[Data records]
· · ·
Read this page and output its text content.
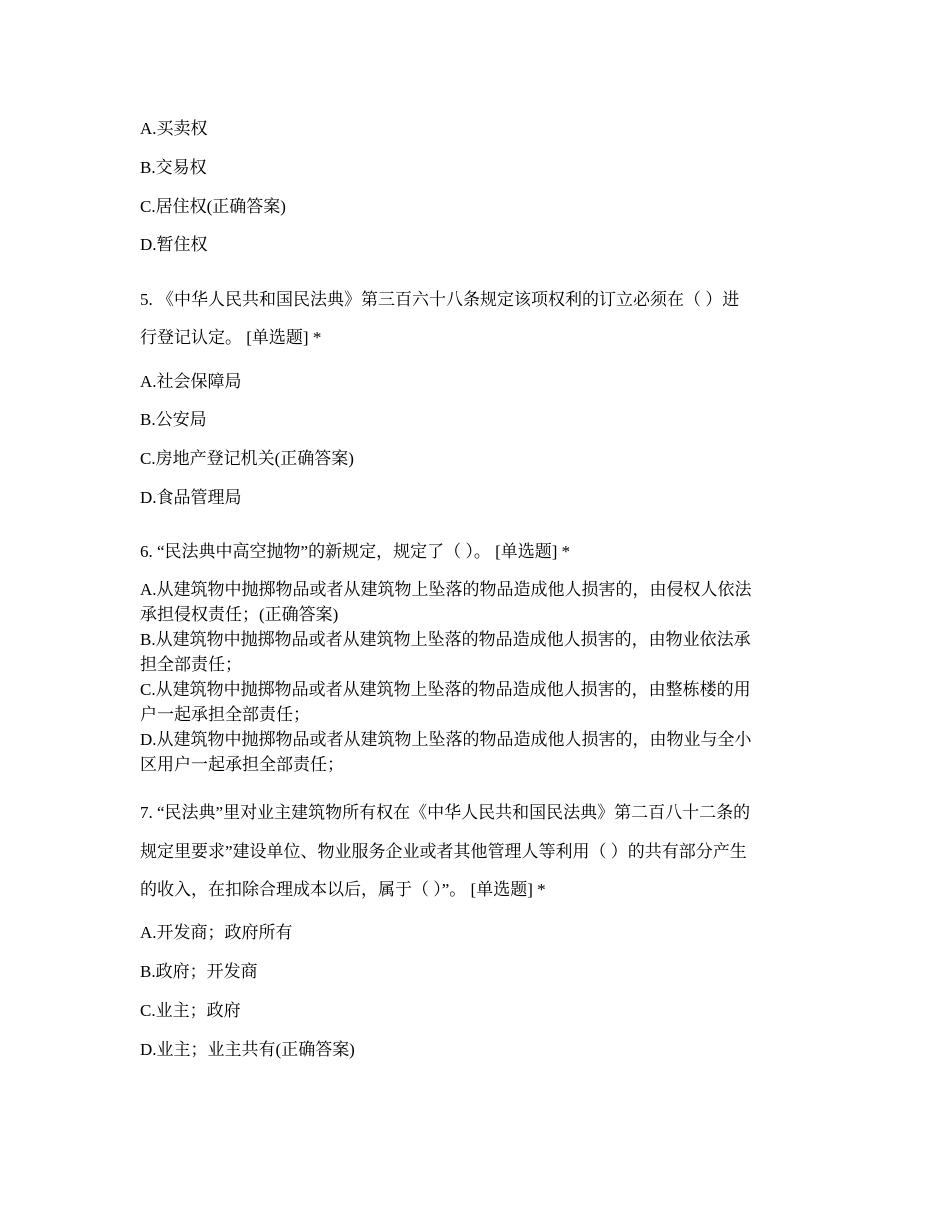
A.买卖权
B.交易权
C.居住权(正确答案)
D.暂住权
5. 《中华人民共和国民法典》第三百六十八条规定该项权利的订立必须在（ ）进
行登记认定。 [单选题] *
A.社会保障局
B.公安局
C.房地产登记机关(正确答案)
D.食品管理局
6. “民法典中高空抛物”的新规定，规定了（ ）。 [单选题] *
A.从建筑物中抛掷物品或者从建筑物上坠落的物品造成他人损害的，由侵权人依法
承担侵权责任；(正确答案)
B.从建筑物中抛掷物品或者从建筑物上坠落的物品造成他人损害的，由物业依法承
担全部责任；
C.从建筑物中抛掷物品或者从建筑物上坠落的物品造成他人损害的，由整栋楼的用
户一起承担全部责任；
D.从建筑物中抛掷物品或者从建筑物上坠落的物品造成他人损害的，由物业与全小
区用户一起承担全部责任；
7. “民法典”里对业主建筑物所有权在《中华人民共和国民法典》第二百八十二条的
规定里要求”建设单位、物业服务企业或者其他管理人等利用（ ）的共有部分产生
的收入，在扣除合理成本以后，属于（ ）”。 [单选题] *
A.开发商；政府所有
B.政府；开发商
C.业主；政府
D.业主；业主共有(正确答案)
· · ·
» Short problem
Copy out all the data exactly; skip the pictures.

» Task solution
Read this page and output its text content.
A.买卖权
B.交易权
C.居住权(正确答案)
D.暂住权
5. 《中华人民共和国民法典》第三百六十八条规定该项权利的订立必须在（ ）进
行登记认定。 [单选题] *
A.社会保障局
B.公安局
C.房地产登记机关(正确答案)
D.食品管理局
6. “民法典中高空抛物”的新规定，规定了（ ）。 [单选题] *
A.从建筑物中抛掷物品或者从建筑物上坠落的物品造成他人损害的，由侵权人依法
承担侵权责任；(正确答案)
B.从建筑物中抛掷物品或者从建筑物上坠落的物品造成他人损害的，由物业依法承
担全部责任；
C.从建筑物中抛掷物品或者从建筑物上坠落的物品造成他人损害的，由整栋楼的用
户一起承担全部责任；
D.从建筑物中抛掷物品或者从建筑物上坠落的物品造成他人损害的，由物业与全小
区用户一起承担全部责任；
7. “民法典”里对业主建筑物所有权在《中华人民共和国民法典》第二百八十二条的
规定里要求”建设单位、物业服务企业或者其他管理人等利用（ ）的共有部分产生
的收入，在扣除合理成本以后，属于（ ）”。 [单选题] *
A.开发商；政府所有
B.政府；开发商
C.业主；政府
D.业主；业主共有(正确答案)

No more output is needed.